[What you are asked to do]
Transcribe every entry word for word, leaving out all images.

——————

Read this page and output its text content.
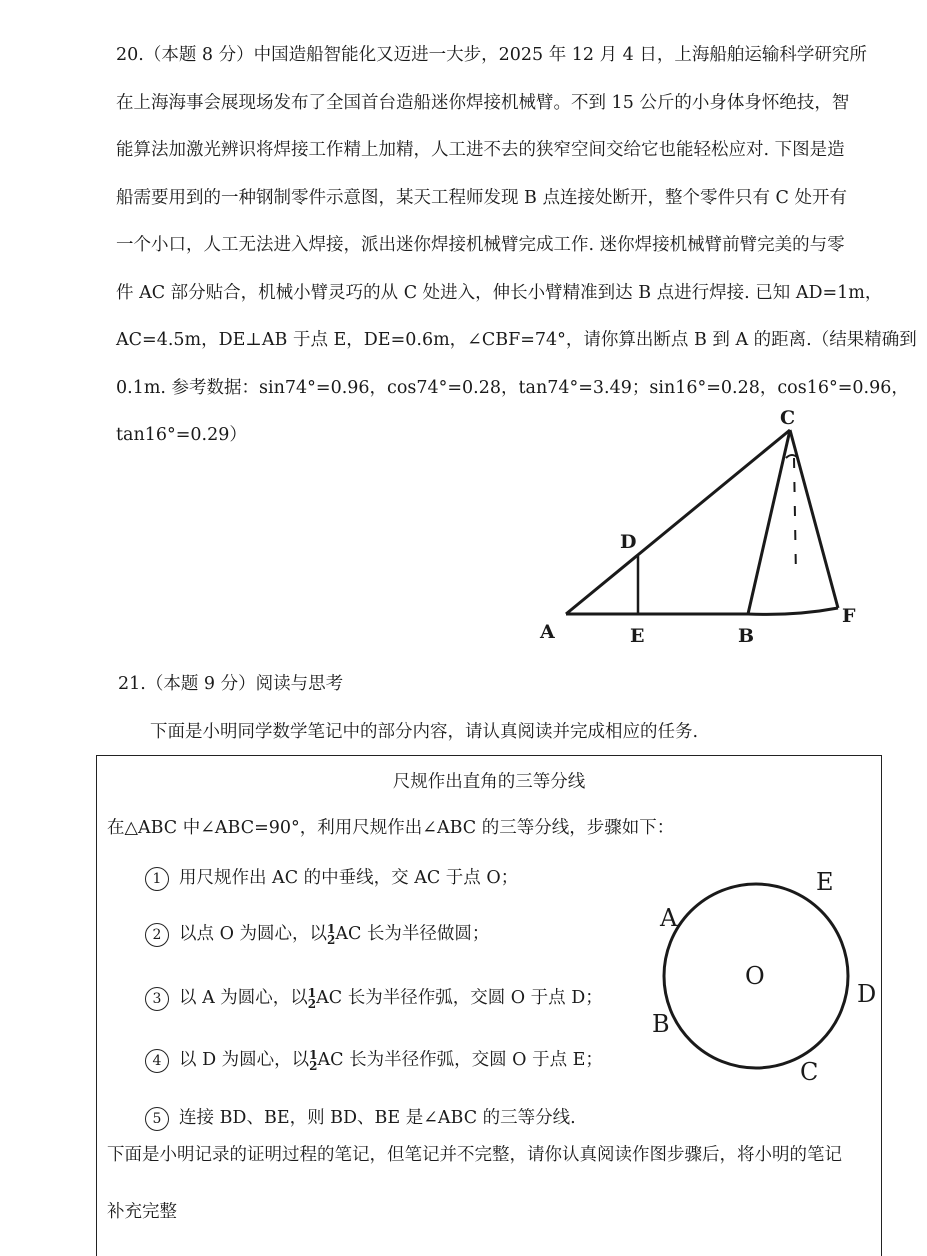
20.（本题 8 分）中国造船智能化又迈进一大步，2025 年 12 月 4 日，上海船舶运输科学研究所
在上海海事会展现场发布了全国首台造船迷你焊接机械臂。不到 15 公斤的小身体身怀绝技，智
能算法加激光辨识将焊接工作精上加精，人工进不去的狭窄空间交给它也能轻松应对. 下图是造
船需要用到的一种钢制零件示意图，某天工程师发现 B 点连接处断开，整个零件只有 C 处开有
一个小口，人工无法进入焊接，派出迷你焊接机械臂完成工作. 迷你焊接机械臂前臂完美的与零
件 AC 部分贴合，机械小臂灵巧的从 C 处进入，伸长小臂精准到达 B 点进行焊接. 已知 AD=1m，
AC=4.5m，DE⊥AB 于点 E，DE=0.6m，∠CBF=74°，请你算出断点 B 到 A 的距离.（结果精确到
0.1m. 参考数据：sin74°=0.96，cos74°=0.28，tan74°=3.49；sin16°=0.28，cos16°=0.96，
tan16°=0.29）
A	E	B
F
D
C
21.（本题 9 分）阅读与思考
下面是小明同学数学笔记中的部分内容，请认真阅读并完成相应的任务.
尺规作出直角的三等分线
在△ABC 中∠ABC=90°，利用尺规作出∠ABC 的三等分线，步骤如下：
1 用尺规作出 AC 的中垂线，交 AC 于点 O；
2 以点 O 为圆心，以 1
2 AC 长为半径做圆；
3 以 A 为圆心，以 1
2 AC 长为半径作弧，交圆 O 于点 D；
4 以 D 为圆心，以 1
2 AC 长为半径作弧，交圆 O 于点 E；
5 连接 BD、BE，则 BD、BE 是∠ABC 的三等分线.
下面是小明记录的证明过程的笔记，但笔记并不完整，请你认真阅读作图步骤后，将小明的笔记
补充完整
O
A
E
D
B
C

——————

[Reply to the task]
Read this page and output its text content.
20.（本题 8 分）中国造船智能化又迈进一大步，2025 年 12 月 4 日，上海船舶运输科学研究所
在上海海事会展现场发布了全国首台造船迷你焊接机械臂。不到 15 公斤的小身体身怀绝技，智
能算法加激光辨识将焊接工作精上加精，人工进不去的狭窄空间交给它也能轻松应对. 下图是造
船需要用到的一种钢制零件示意图，某天工程师发现 B 点连接处断开，整个零件只有 C 处开有
一个小口，人工无法进入焊接，派出迷你焊接机械臂完成工作. 迷你焊接机械臂前臂完美的与零
件 AC 部分贴合，机械小臂灵巧的从 C 处进入，伸长小臂精准到达 B 点进行焊接. 已知 AD=1m，
AC=4.5m，DE⊥AB 于点 E，DE=0.6m，∠CBF=74°，请你算出断点 B 到 A 的距离.（结果精确到
0.1m. 参考数据：sin74°=0.96，cos74°=0.28，tan74°=3.49；sin16°=0.28，cos16°=0.96，
tan16°=0.29）
A	E	B
F
D
C
21.（本题 9 分）阅读与思考
下面是小明同学数学笔记中的部分内容，请认真阅读并完成相应的任务.
尺规作出直角的三等分线
在△ABC 中∠ABC=90°，利用尺规作出∠ABC 的三等分线，步骤如下：
1 用尺规作出 AC 的中垂线，交 AC 于点 O；
2 以点 O 为圆心，以 1
2 AC 长为半径做圆；
3 以 A 为圆心，以 1
2 AC 长为半径作弧，交圆 O 于点 D；
4 以 D 为圆心，以 1
2 AC 长为半径作弧，交圆 O 于点 E；
5 连接 BD、BE，则 BD、BE 是∠ABC 的三等分线.
下面是小明记录的证明过程的笔记，但笔记并不完整，请你认真阅读作图步骤后，将小明的笔记
补充完整
O
A
E
D
B
C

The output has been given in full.